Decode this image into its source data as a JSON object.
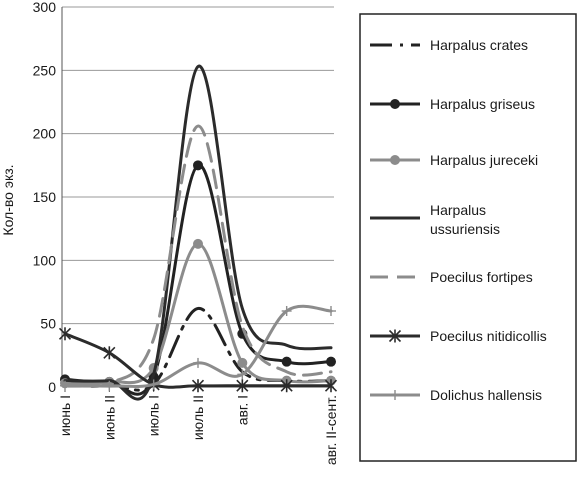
{
  "chart_data": {
    "type": "line",
    "title": "",
    "xlabel": "",
    "ylabel": "Кол-во экз.",
    "ylim": [
      0,
      300
    ],
    "yticks": [
      0,
      50,
      100,
      150,
      200,
      250,
      300
    ],
    "grid": "horizontal",
    "legend": "right",
    "categories": [
      "июнь I",
      "июнь II",
      "июль I",
      "июль II",
      "авг. I",
      "",
      "авг. II-сент."
    ],
    "series": [
      {
        "name": "Harpalus crates",
        "values": [
          3,
          2,
          2,
          62,
          12,
          5,
          5
        ],
        "color": "#222222",
        "dash": "22,8,3,8",
        "marker": "none"
      },
      {
        "name": "Harpalus griseus",
        "values": [
          6,
          4,
          8,
          175,
          42,
          20,
          20
        ],
        "color": "#222222",
        "dash": "",
        "marker": "dot"
      },
      {
        "name": "Harpalus jureceki",
        "values": [
          3,
          4,
          15,
          113,
          19,
          5,
          5
        ],
        "color": "#8c8c8c",
        "dash": "",
        "marker": "dot"
      },
      {
        "name": "Harpalus ussuriensis",
        "values": [
          5,
          5,
          10,
          253,
          62,
          33,
          31
        ],
        "color": "#2b2b2b",
        "dash": "",
        "marker": "none"
      },
      {
        "name": "Poecilus fortipes",
        "values": [
          3,
          3,
          38,
          206,
          48,
          12,
          12
        ],
        "color": "#8c8c8c",
        "dash": "18,9",
        "marker": "none"
      },
      {
        "name": "Poecilus nitidicollis",
        "values": [
          42,
          27,
          2,
          1,
          1,
          1,
          1
        ],
        "color": "#2b2b2b",
        "dash": "",
        "marker": "star"
      },
      {
        "name": "Dolichus hallensis",
        "values": [
          1,
          1,
          2,
          19,
          10,
          60,
          60
        ],
        "color": "#8c8c8c",
        "dash": "",
        "marker": "plus"
      }
    ]
  }
}
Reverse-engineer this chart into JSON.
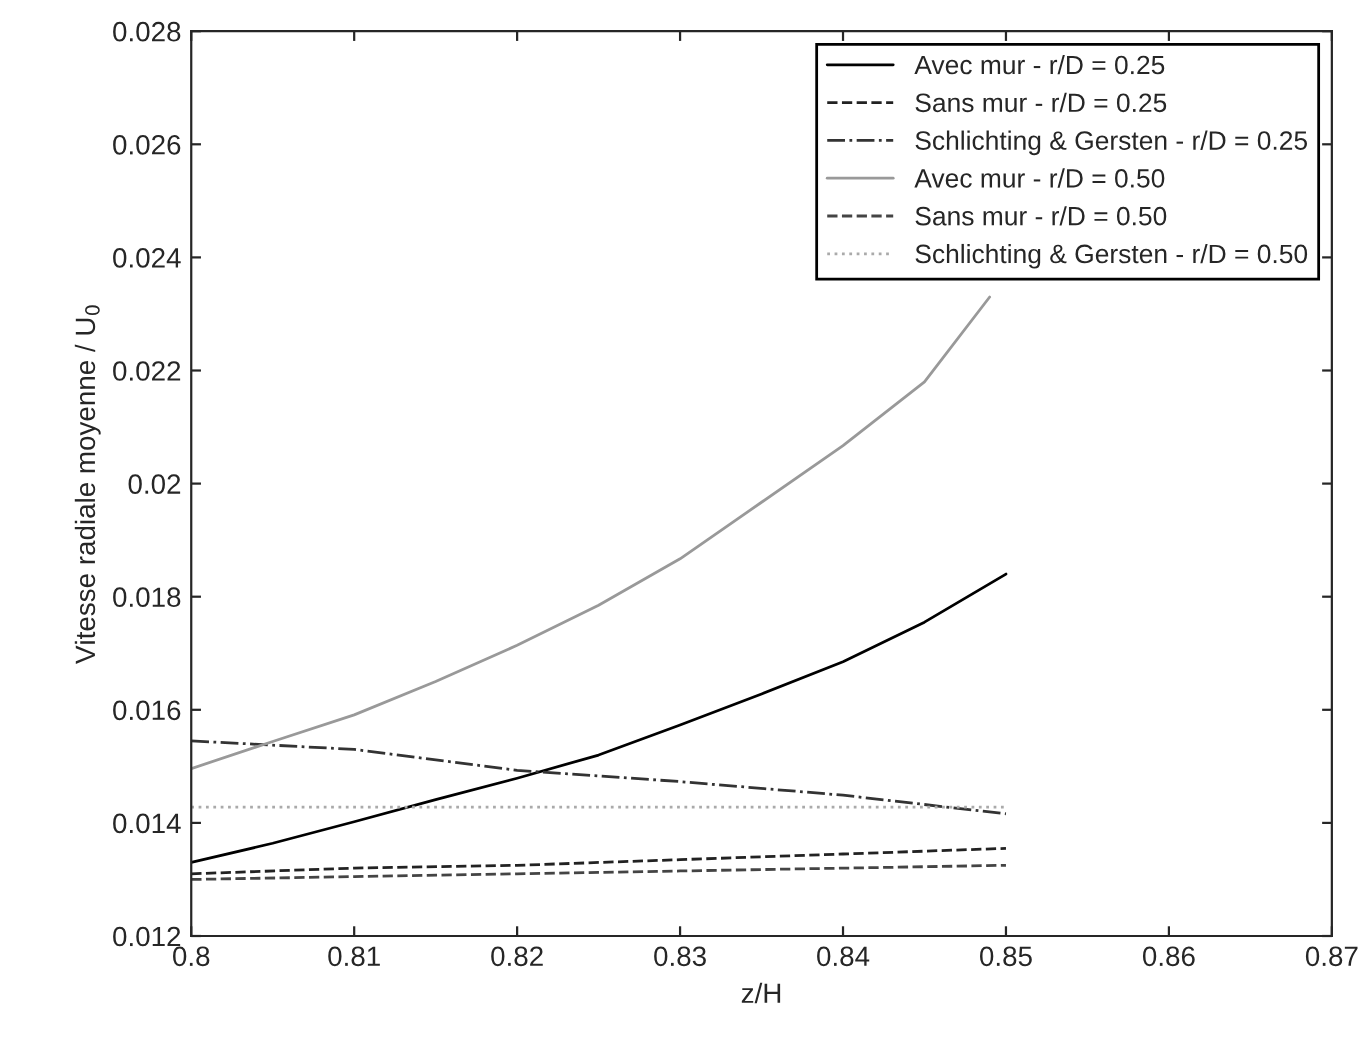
{
  "chart_data": {
    "type": "line",
    "xlabel": "z/H",
    "ylabel": "Vitesse radiale moyenne / U$_{0}$",
    "xlim": [
      0.8,
      0.87
    ],
    "xticks": [
      0.8,
      0.81,
      0.82,
      0.83,
      0.84,
      0.85,
      0.86,
      0.87
    ],
    "ylim": [
      0.012,
      0.028
    ],
    "yticks": [
      0.012,
      0.014,
      0.016,
      0.018,
      0.02,
      0.022,
      0.024,
      0.026,
      0.028
    ],
    "grid": false,
    "legend": "top right",
    "marker": "none",
    "series": [
      {
        "name": "Avec mur - r/D = 0.25",
        "color": "#000000",
        "line_style": "solid",
        "x": [
          0.8,
          0.805,
          0.81,
          0.815,
          0.82,
          0.825,
          0.83,
          0.835,
          0.84,
          0.845,
          0.85
        ],
        "values": [
          0.0133,
          0.01364,
          0.01402,
          0.01441,
          0.01479,
          0.0152,
          0.01573,
          0.01628,
          0.01685,
          0.01755,
          0.0184
        ]
      },
      {
        "name": "Sans mur - r/D = 0.25",
        "color": "#222222",
        "line_style": "dashed",
        "x": [
          0.8,
          0.81,
          0.82,
          0.83,
          0.84,
          0.85
        ],
        "values": [
          0.0131,
          0.0132,
          0.01325,
          0.01335,
          0.01345,
          0.01355
        ]
      },
      {
        "name": "Schlichting & Gersten - r/D = 0.25",
        "color": "#333333",
        "line_style": "dashdot",
        "x": [
          0.8,
          0.81,
          0.82,
          0.83,
          0.84,
          0.85
        ],
        "values": [
          0.01545,
          0.0153,
          0.01493,
          0.01473,
          0.01449,
          0.01416
        ]
      },
      {
        "name": "Avec mur - r/D = 0.50",
        "color": "#999999",
        "line_style": "solid",
        "x": [
          0.8,
          0.805,
          0.81,
          0.815,
          0.82,
          0.825,
          0.83,
          0.835,
          0.84,
          0.845,
          0.849
        ],
        "values": [
          0.01496,
          0.01544,
          0.01591,
          0.0165,
          0.01714,
          0.01785,
          0.01867,
          0.01967,
          0.02067,
          0.0218,
          0.0233
        ]
      },
      {
        "name": "Sans mur - r/D = 0.50",
        "color": "#444444",
        "line_style": "dashed",
        "x": [
          0.8,
          0.81,
          0.82,
          0.83,
          0.84,
          0.85
        ],
        "values": [
          0.013,
          0.01305,
          0.0131,
          0.01315,
          0.0132,
          0.01325
        ]
      },
      {
        "name": "Schlichting & Gersten - r/D = 0.50",
        "color": "#aaaaaa",
        "line_style": "dotted",
        "x": [
          0.8,
          0.85
        ],
        "values": [
          0.01428,
          0.01428
        ]
      }
    ]
  }
}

● ● ● ●

Quote the material in full and exactly; do not carry over its pictures.

TASK OUTPUT ▸
Decode this image into its source data as a JSON object.
{
  "chart_data": {
    "type": "line",
    "title": "",
    "xlabel": "",
    "ylabel": "Кол-во экз.",
    "ylim": [
      0,
      300
    ],
    "yticks": [
      0,
      50,
      100,
      150,
      200,
      250,
      300
    ],
    "grid": "horizontal",
    "legend": "right",
    "categories": [
      "июнь I",
      "июнь II",
      "июль I",
      "июль II",
      "авг. I",
      "",
      "авг. II-сент."
    ],
    "series": [
      {
        "name": "Harpalus crates",
        "values": [
          3,
          2,
          2,
          62,
          12,
          5,
          5
        ],
        "color": "#222222",
        "dash": "22,8,3,8",
        "marker": "none"
      },
      {
        "name": "Harpalus griseus",
        "values": [
          6,
          4,
          8,
          175,
          42,
          20,
          20
        ],
        "color": "#222222",
        "dash": "",
        "marker": "dot"
      },
      {
        "name": "Harpalus jureceki",
        "values": [
          3,
          4,
          15,
          113,
          19,
          5,
          5
        ],
        "color": "#8c8c8c",
        "dash": "",
        "marker": "dot"
      },
      {
        "name": "Harpalus ussuriensis",
        "values": [
          5,
          5,
          10,
          253,
          62,
          33,
          31
        ],
        "color": "#2b2b2b",
        "dash": "",
        "marker": "none"
      },
      {
        "name": "Poecilus fortipes",
        "values": [
          3,
          3,
          38,
          206,
          48,
          12,
          12
        ],
        "color": "#8c8c8c",
        "dash": "18,9",
        "marker": "none"
      },
      {
        "name": "Poecilus nitidicollis",
        "values": [
          42,
          27,
          2,
          1,
          1,
          1,
          1
        ],
        "color": "#2b2b2b",
        "dash": "",
        "marker": "star"
      },
      {
        "name": "Dolichus hallensis",
        "values": [
          1,
          1,
          2,
          19,
          10,
          60,
          60
        ],
        "color": "#8c8c8c",
        "dash": "",
        "marker": "plus"
      }
    ]
  }
}
Reverse-engineer this chart into JSON.
{
  "chart_data": {
    "type": "line",
    "xlabel": "z/H",
    "ylabel": "Vitesse radiale moyenne / U$_{0}$",
    "xlim": [
      0.8,
      0.87
    ],
    "xticks": [
      0.8,
      0.81,
      0.82,
      0.83,
      0.84,
      0.85,
      0.86,
      0.87
    ],
    "ylim": [
      0.012,
      0.028
    ],
    "yticks": [
      0.012,
      0.014,
      0.016,
      0.018,
      0.02,
      0.022,
      0.024,
      0.026,
      0.028
    ],
    "grid": false,
    "legend": "top right",
    "marker": "none",
    "series": [
      {
        "name": "Avec mur - r/D = 0.25",
        "color": "#000000",
        "line_style": "solid",
        "x": [
          0.8,
          0.805,
          0.81,
          0.815,
          0.82,
          0.825,
          0.83,
          0.835,
          0.84,
          0.845,
          0.85
        ],
        "values": [
          0.0133,
          0.01364,
          0.01402,
          0.01441,
          0.01479,
          0.0152,
          0.01573,
          0.01628,
          0.01685,
          0.01755,
          0.0184
        ]
      },
      {
        "name": "Sans mur - r/D = 0.25",
        "color": "#222222",
        "line_style": "dashed",
        "x": [
          0.8,
          0.81,
          0.82,
          0.83,
          0.84,
          0.85
        ],
        "values": [
          0.0131,
          0.0132,
          0.01325,
          0.01335,
          0.01345,
          0.01355
        ]
      },
      {
        "name": "Schlichting & Gersten - r/D = 0.25",
        "color": "#333333",
        "line_style": "dashdot",
        "x": [
          0.8,
          0.81,
          0.82,
          0.83,
          0.84,
          0.85
        ],
        "values": [
          0.01545,
          0.0153,
          0.01493,
          0.01473,
          0.01449,
          0.01416
        ]
      },
      {
        "name": "Avec mur - r/D = 0.50",
        "color": "#999999",
        "line_style": "solid",
        "x": [
          0.8,
          0.805,
          0.81,
          0.815,
          0.82,
          0.825,
          0.83,
          0.835,
          0.84,
          0.845,
          0.849
        ],
        "values": [
          0.01496,
          0.01544,
          0.01591,
          0.0165,
          0.01714,
          0.01785,
          0.01867,
          0.01967,
          0.02067,
          0.0218,
          0.0233
        ]
      },
      {
        "name": "Sans mur - r/D = 0.50",
        "color": "#444444",
        "line_style": "dashed",
        "x": [
          0.8,
          0.81,
          0.82,
          0.83,
          0.84,
          0.85
        ],
        "values": [
          0.013,
          0.01305,
          0.0131,
          0.01315,
          0.0132,
          0.01325
        ]
      },
      {
        "name": "Schlichting & Gersten - r/D = 0.50",
        "color": "#aaaaaa",
        "line_style": "dotted",
        "x": [
          0.8,
          0.85
        ],
        "values": [
          0.01428,
          0.01428
        ]
      }
    ]
  }
}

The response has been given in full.